● **WHAT TO DO**
Return every line of the data below that includes the string "bottom".

══════

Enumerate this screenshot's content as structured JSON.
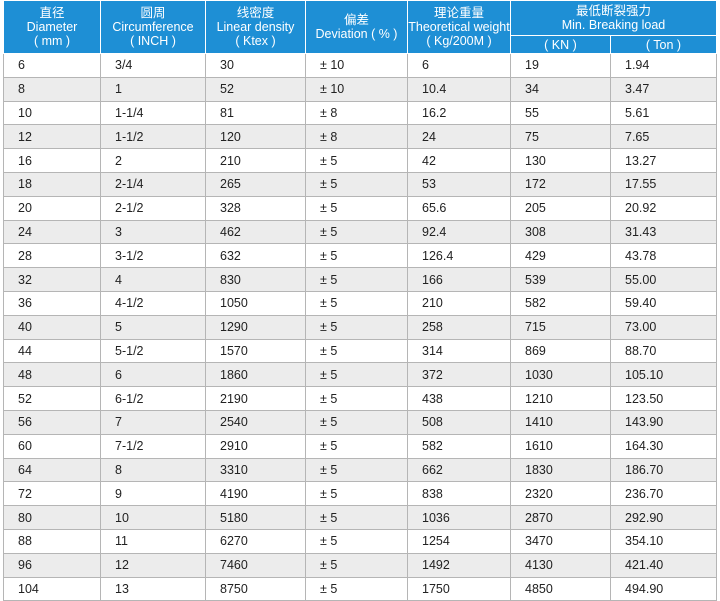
{
  "table": {
    "headers": [
      {
        "lines": [
          "直径",
          "Diameter",
          "( mm )"
        ]
      },
      {
        "lines": [
          "圆周",
          "Circumference",
          "( INCH )"
        ]
      },
      {
        "lines": [
          "线密度",
          "Linear density",
          "( Ktex )"
        ]
      },
      {
        "lines": [
          "偏差",
          "Deviation ( % )"
        ]
      },
      {
        "lines": [
          "理论重量",
          "Theoretical weight",
          "( Kg/200M )"
        ]
      },
      {
        "lines": [
          "最低断裂强力",
          "Min. Breaking load"
        ],
        "sub": [
          "( KN )",
          "( Ton )"
        ]
      }
    ],
    "rows": [
      [
        "6",
        "3/4",
        "30",
        "± 10",
        "6",
        "19",
        "1.94"
      ],
      [
        "8",
        "1",
        "52",
        "± 10",
        "10.4",
        "34",
        "3.47"
      ],
      [
        "10",
        "1-1/4",
        "81",
        "± 8",
        "16.2",
        "55",
        "5.61"
      ],
      [
        "12",
        "1-1/2",
        "120",
        "± 8",
        "24",
        "75",
        "7.65"
      ],
      [
        "16",
        "2",
        "210",
        "± 5",
        "42",
        "130",
        "13.27"
      ],
      [
        "18",
        "2-1/4",
        "265",
        "± 5",
        "53",
        "172",
        "17.55"
      ],
      [
        "20",
        "2-1/2",
        "328",
        "± 5",
        "65.6",
        "205",
        "20.92"
      ],
      [
        "24",
        "3",
        "462",
        "± 5",
        "92.4",
        "308",
        "31.43"
      ],
      [
        "28",
        "3-1/2",
        "632",
        "± 5",
        "126.4",
        "429",
        "43.78"
      ],
      [
        "32",
        "4",
        "830",
        "± 5",
        "166",
        "539",
        "55.00"
      ],
      [
        "36",
        "4-1/2",
        "1050",
        "± 5",
        "210",
        "582",
        "59.40"
      ],
      [
        "40",
        "5",
        "1290",
        "± 5",
        "258",
        "715",
        "73.00"
      ],
      [
        "44",
        "5-1/2",
        "1570",
        "± 5",
        "314",
        "869",
        "88.70"
      ],
      [
        "48",
        "6",
        "1860",
        "± 5",
        "372",
        "1030",
        "105.10"
      ],
      [
        "52",
        "6-1/2",
        "2190",
        "± 5",
        "438",
        "1210",
        "123.50"
      ],
      [
        "56",
        "7",
        "2540",
        "± 5",
        "508",
        "1410",
        "143.90"
      ],
      [
        "60",
        "7-1/2",
        "2910",
        "± 5",
        "582",
        "1610",
        "164.30"
      ],
      [
        "64",
        "8",
        "3310",
        "± 5",
        "662",
        "1830",
        "186.70"
      ],
      [
        "72",
        "9",
        "4190",
        "± 5",
        "838",
        "2320",
        "236.70"
      ],
      [
        "80",
        "10",
        "5180",
        "± 5",
        "1036",
        "2870",
        "292.90"
      ],
      [
        "88",
        "11",
        "6270",
        "± 5",
        "1254",
        "3470",
        "354.10"
      ],
      [
        "96",
        "12",
        "7460",
        "± 5",
        "1492",
        "4130",
        "421.40"
      ],
      [
        "104",
        "13",
        "8750",
        "± 5",
        "1750",
        "4850",
        "494.90"
      ]
    ]
  }
}
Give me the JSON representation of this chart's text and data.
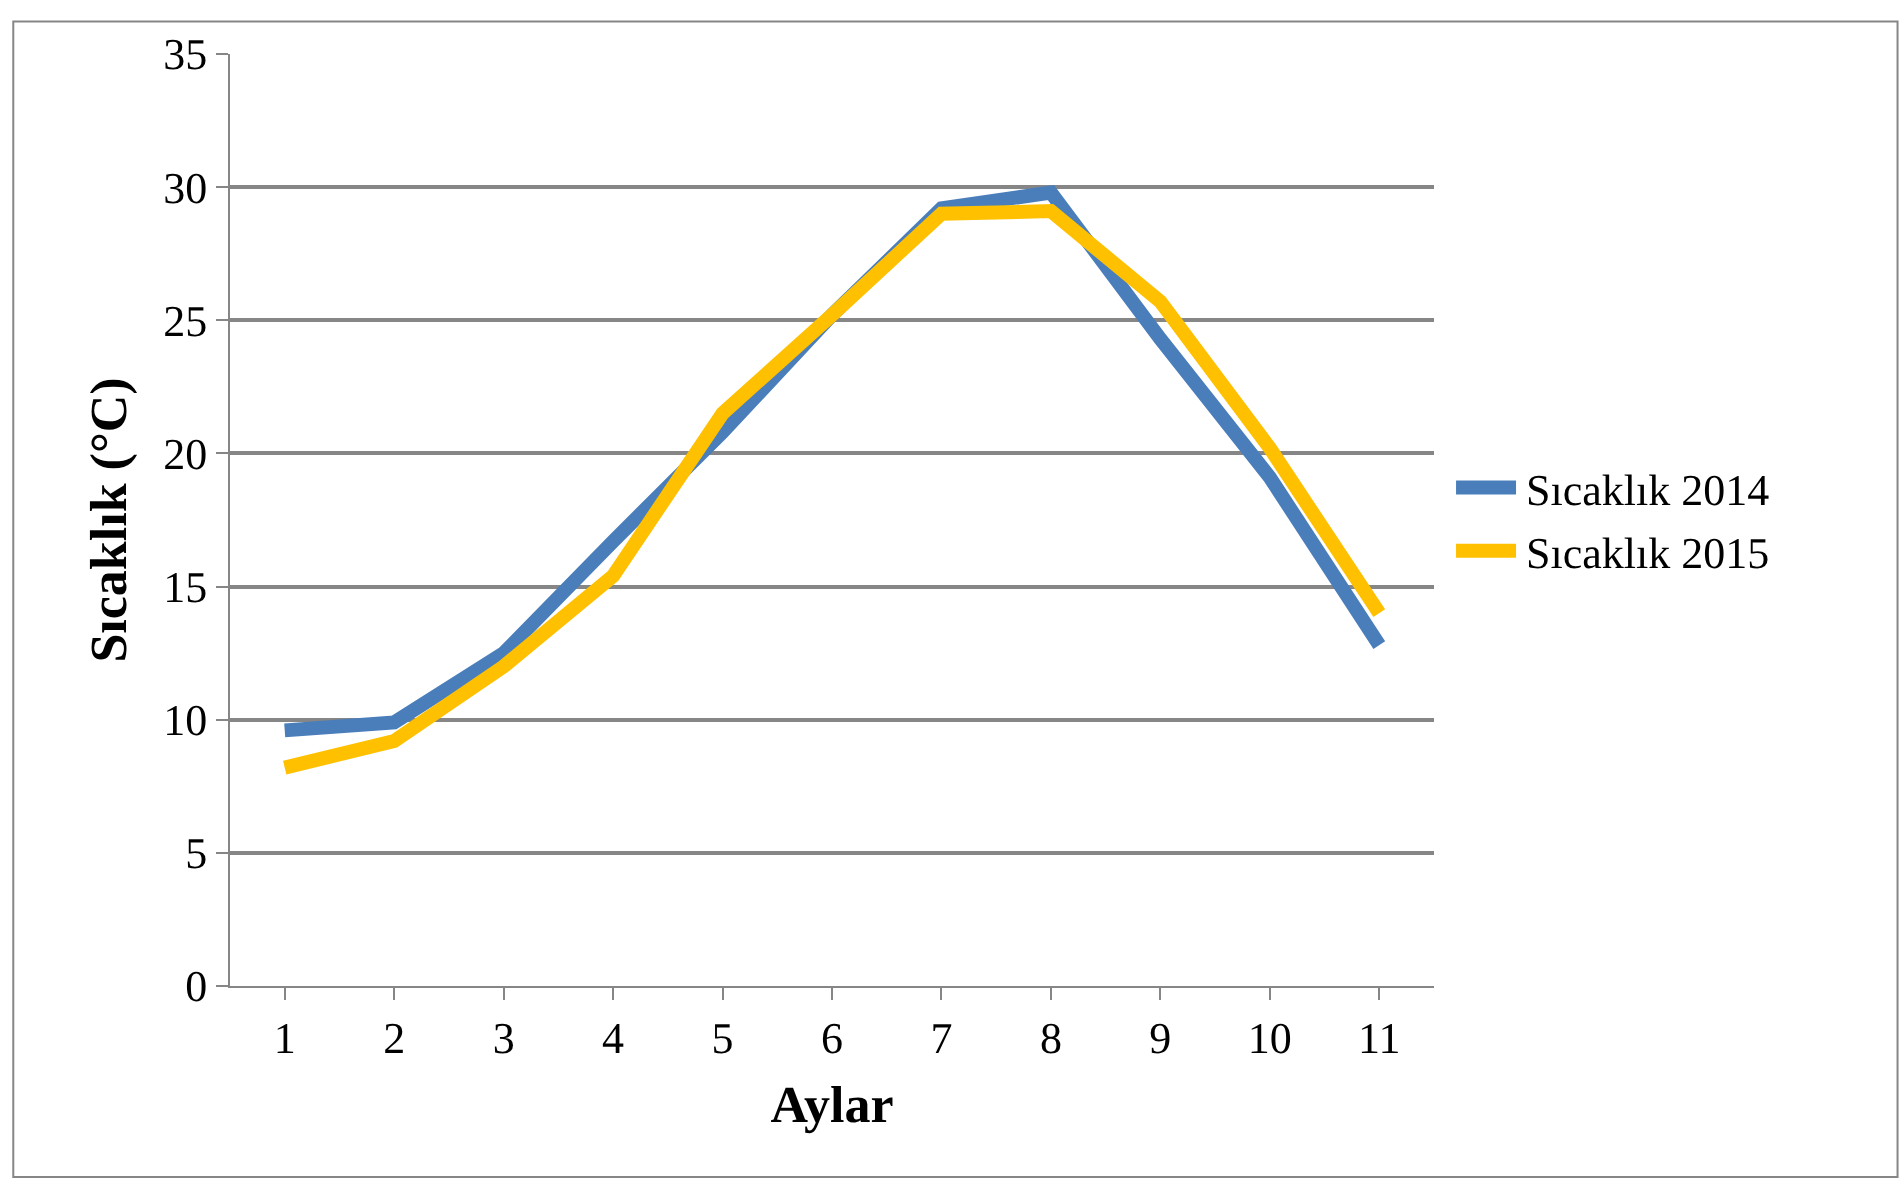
{
  "chart_data": {
    "type": "line",
    "xlabel": "Aylar",
    "ylabel": "Sıcaklık (°C)",
    "categories": [
      "1",
      "2",
      "3",
      "4",
      "5",
      "6",
      "7",
      "8",
      "9",
      "10",
      "11"
    ],
    "series": [
      {
        "name": "Sıcaklık 2014",
        "color": "#4a7ebb",
        "values": [
          9.6,
          9.9,
          12.5,
          16.7,
          20.8,
          25.2,
          29.2,
          29.8,
          24.3,
          19.1,
          12.8
        ]
      },
      {
        "name": "Sıcaklık 2015",
        "color": "#ffc000",
        "values": [
          8.2,
          9.2,
          12.0,
          15.4,
          21.5,
          25.2,
          29.0,
          29.1,
          25.7,
          20.2,
          14.0
        ]
      }
    ],
    "ylim": [
      0,
      35
    ],
    "yticks": [
      0,
      5,
      10,
      15,
      20,
      25,
      30,
      35
    ],
    "grid": "y",
    "legend": "right",
    "marker": "none",
    "line_style": "solid"
  }
}
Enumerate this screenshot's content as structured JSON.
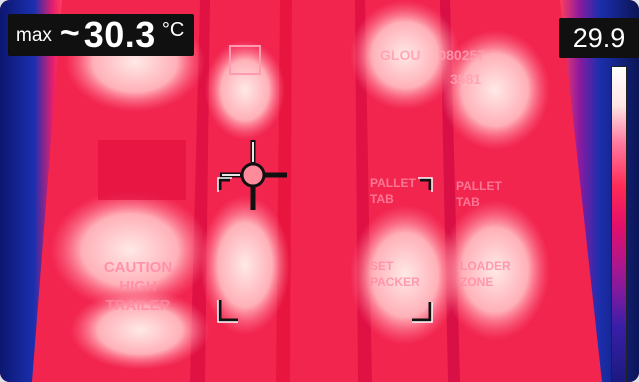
{
  "overlay": {
    "max_label": "max",
    "approx_symbol": "~",
    "max_value": "30.3",
    "unit": "°C"
  },
  "scale": {
    "top_value": "29.9"
  },
  "markings": {
    "left_label": [
      "CAUTION",
      "HIGH",
      "TRAILER"
    ],
    "center_top_code_line1": "GLOU",
    "center_top_code_line2": "080257",
    "center_top_code_line3": "3581",
    "center_mid_left": [
      "PALLET",
      "TAB"
    ],
    "center_mid_right": [
      "PALLET",
      "TAB"
    ],
    "center_low_left": [
      "SET",
      "PACKER"
    ],
    "center_low_right": [
      "LOADER",
      "ZONE"
    ]
  },
  "colors": {
    "hot_white": "#ffe8e6",
    "pink": "#ff6f91",
    "red": "#f2254f",
    "blue_edge": "#1a2a9a"
  }
}
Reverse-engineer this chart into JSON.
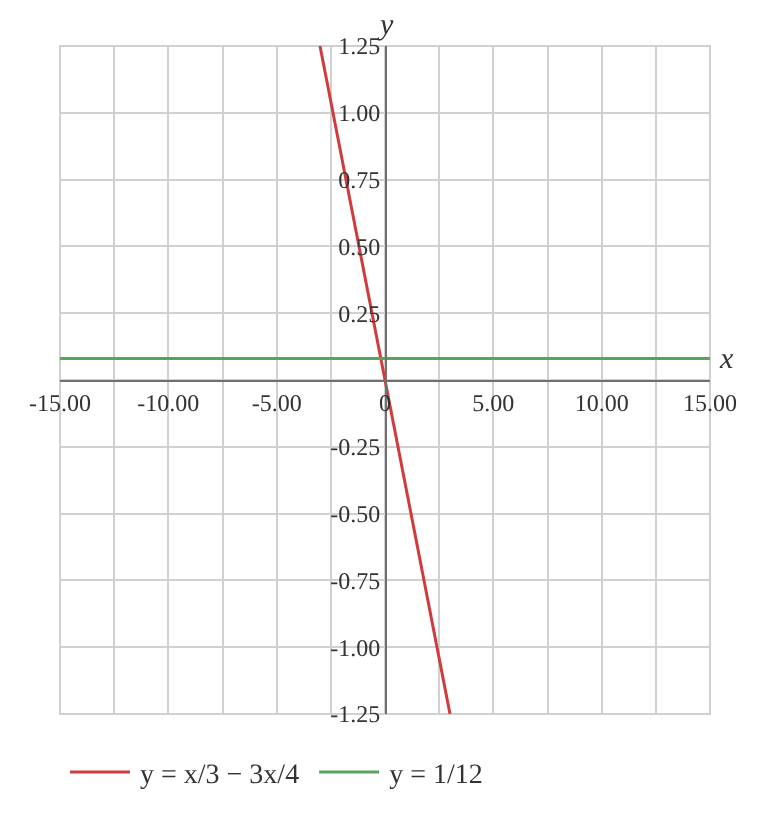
{
  "chart_data": {
    "type": "line",
    "xlabel": "x",
    "ylabel": "y",
    "series": [
      {
        "name": "y = x/3 − 3x/4",
        "color": "#d03b3b",
        "x": [
          -3,
          3
        ],
        "values": [
          1.25,
          -1.25
        ]
      },
      {
        "name": "y = 1/12",
        "color": "#5aa35a",
        "x": [
          -15,
          15
        ],
        "values": [
          0.08,
          0.08
        ]
      }
    ],
    "xlim": [
      -15,
      15
    ],
    "xticks": [
      {
        "value": -15,
        "label": "-15.00"
      },
      {
        "value": -12.5,
        "label": null
      },
      {
        "value": -10,
        "label": "-10.00"
      },
      {
        "value": -7.5,
        "label": null
      },
      {
        "value": -5,
        "label": "-5.00"
      },
      {
        "value": -2.5,
        "label": null
      },
      0,
      {
        "value": 2.5,
        "label": null
      },
      {
        "value": 5,
        "label": "5.00"
      },
      {
        "value": 7.5,
        "label": null
      },
      {
        "value": 10,
        "label": "10.00"
      },
      {
        "value": 12.5,
        "label": null
      },
      {
        "value": 15,
        "label": "15.00"
      }
    ],
    "ylim": [
      -1.25,
      1.25
    ],
    "yticks": [
      {
        "value": -1.25,
        "label": "-1.25"
      },
      {
        "value": -1,
        "label": "-1.00"
      },
      {
        "value": -0.75,
        "label": "-0.75"
      },
      {
        "value": -0.5,
        "label": "-0.50"
      },
      {
        "value": -0.25,
        "label": "-0.25"
      },
      {
        "value": 0,
        "label": null
      },
      {
        "value": 0.25,
        "label": "0.25"
      },
      {
        "value": 0.5,
        "label": "0.50"
      },
      {
        "value": 0.75,
        "label": "0.75"
      },
      {
        "value": 1,
        "label": "1.00"
      },
      {
        "value": 1.25,
        "label": "1.25"
      }
    ],
    "grid": true,
    "legend": "bottom left",
    "marker": "none",
    "line_style": "solid"
  }
}
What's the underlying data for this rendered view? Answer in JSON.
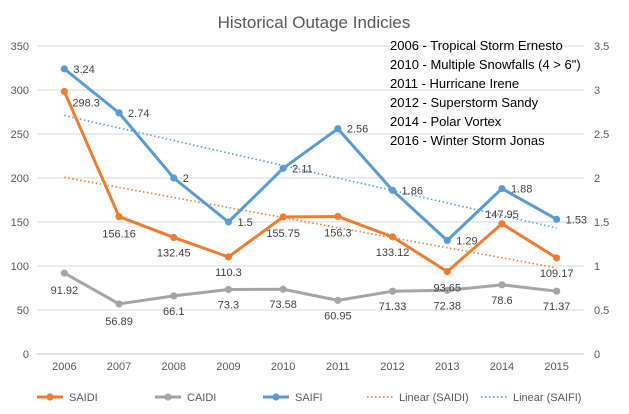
{
  "chart_data": {
    "type": "line",
    "title": "Historical Outage Indicies",
    "categories": [
      "2006",
      "2007",
      "2008",
      "2009",
      "2010",
      "2011",
      "2012",
      "2013",
      "2014",
      "2015"
    ],
    "y_left": {
      "min": 0,
      "max": 350,
      "step": 50,
      "ticks": [
        "0",
        "50",
        "100",
        "150",
        "200",
        "250",
        "300",
        "350"
      ]
    },
    "y_right": {
      "min": 0,
      "max": 3.5,
      "step": 0.5,
      "ticks": [
        "0",
        "0.5",
        "1",
        "1.5",
        "2",
        "2.5",
        "3",
        "3.5"
      ]
    },
    "grid": true,
    "legend_position": "bottom",
    "series": [
      {
        "name": "SAIDI",
        "axis": "left",
        "color": "#ed7d31",
        "values": [
          298.3,
          156.16,
          132.45,
          110.3,
          155.75,
          156.3,
          133.12,
          93.65,
          147.95,
          109.17
        ],
        "labels": [
          "298.3",
          "156.16",
          "132.45",
          "110.3",
          "155.75",
          "156.3",
          "133.12",
          "93.65",
          "147.95",
          "109.17"
        ]
      },
      {
        "name": "CAIDI",
        "axis": "left",
        "color": "#a5a5a5",
        "values": [
          91.92,
          56.89,
          66.1,
          73.3,
          73.58,
          60.95,
          71.33,
          72.38,
          78.6,
          71.37
        ],
        "labels": [
          "91.92",
          "56.89",
          "66.1",
          "73.3",
          "73.58",
          "60.95",
          "71.33",
          "72.38",
          "78.6",
          "71.37"
        ]
      },
      {
        "name": "SAIFI",
        "axis": "right",
        "color": "#5b9bd5",
        "values": [
          3.24,
          2.74,
          2.0,
          1.5,
          2.11,
          2.56,
          1.86,
          1.29,
          1.88,
          1.53
        ],
        "labels": [
          "3.24",
          "2.74",
          "2",
          "1.5",
          "2.11",
          "2.56",
          "1.86",
          "1.29",
          "1.88",
          "1.53"
        ]
      }
    ],
    "trendlines": [
      {
        "name": "Linear (SAIDI)",
        "of": "SAIDI",
        "axis": "left",
        "color": "#ed7d31"
      },
      {
        "name": "Linear (SAIFI)",
        "of": "SAIFI",
        "axis": "right",
        "color": "#5b9bd5"
      }
    ],
    "annotations": [
      "2006 - Tropical Storm Ernesto",
      "2010 - Multiple Snowfalls (4 > 6\")",
      "2011 - Hurricane Irene",
      "2012 - Superstorm Sandy",
      "2014 - Polar Vortex",
      "2016 - Winter Storm Jonas"
    ],
    "legend": [
      "SAIDI",
      "CAIDI",
      "SAIFI",
      "Linear (SAIDI)",
      "Linear (SAIFI)"
    ]
  }
}
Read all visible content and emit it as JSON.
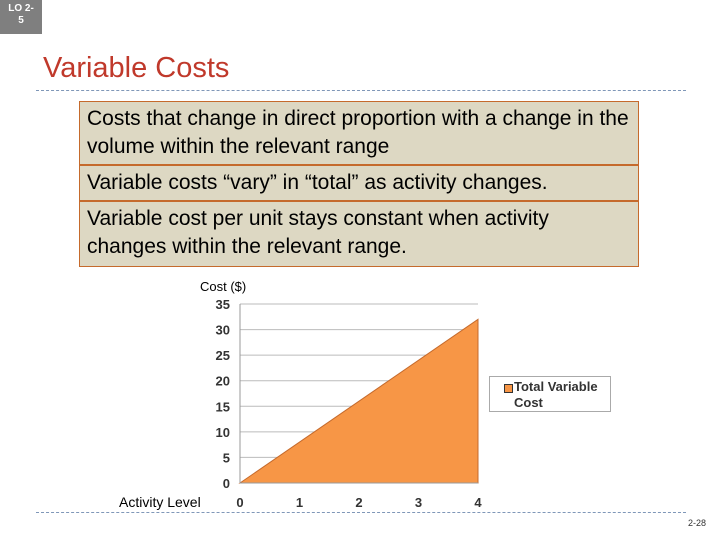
{
  "lo_badge": "LO 2-\n5",
  "slide_title": "Variable Costs",
  "bullets": [
    "Costs that change in direct proportion with a change in the volume within the relevant range",
    "Variable costs “vary” in “total” as activity changes.",
    "Variable cost per unit stays constant when activity changes within the relevant range."
  ],
  "page_number": "2-28",
  "colors": {
    "title": "#c0392b",
    "area": "#f79646",
    "box_fill": "#ddd8c3",
    "box_border": "#c56a2c"
  },
  "chart_data": {
    "type": "area",
    "ylabel": "Cost ($)",
    "xlabel": "Activity Level",
    "x": [
      0,
      4
    ],
    "series": [
      {
        "name": "Total Variable Cost",
        "values": [
          0,
          32
        ]
      }
    ],
    "xticks": [
      0,
      1,
      2,
      3,
      4
    ],
    "yticks": [
      0,
      5,
      10,
      15,
      20,
      25,
      30,
      35
    ],
    "xlim": [
      0,
      4
    ],
    "ylim": [
      0,
      35
    ],
    "grid": "horizontal",
    "legend": "right"
  }
}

══════

● **CORRECT RESPONSE**
    "legend": "bottom left",
    "legend_position": "bottom",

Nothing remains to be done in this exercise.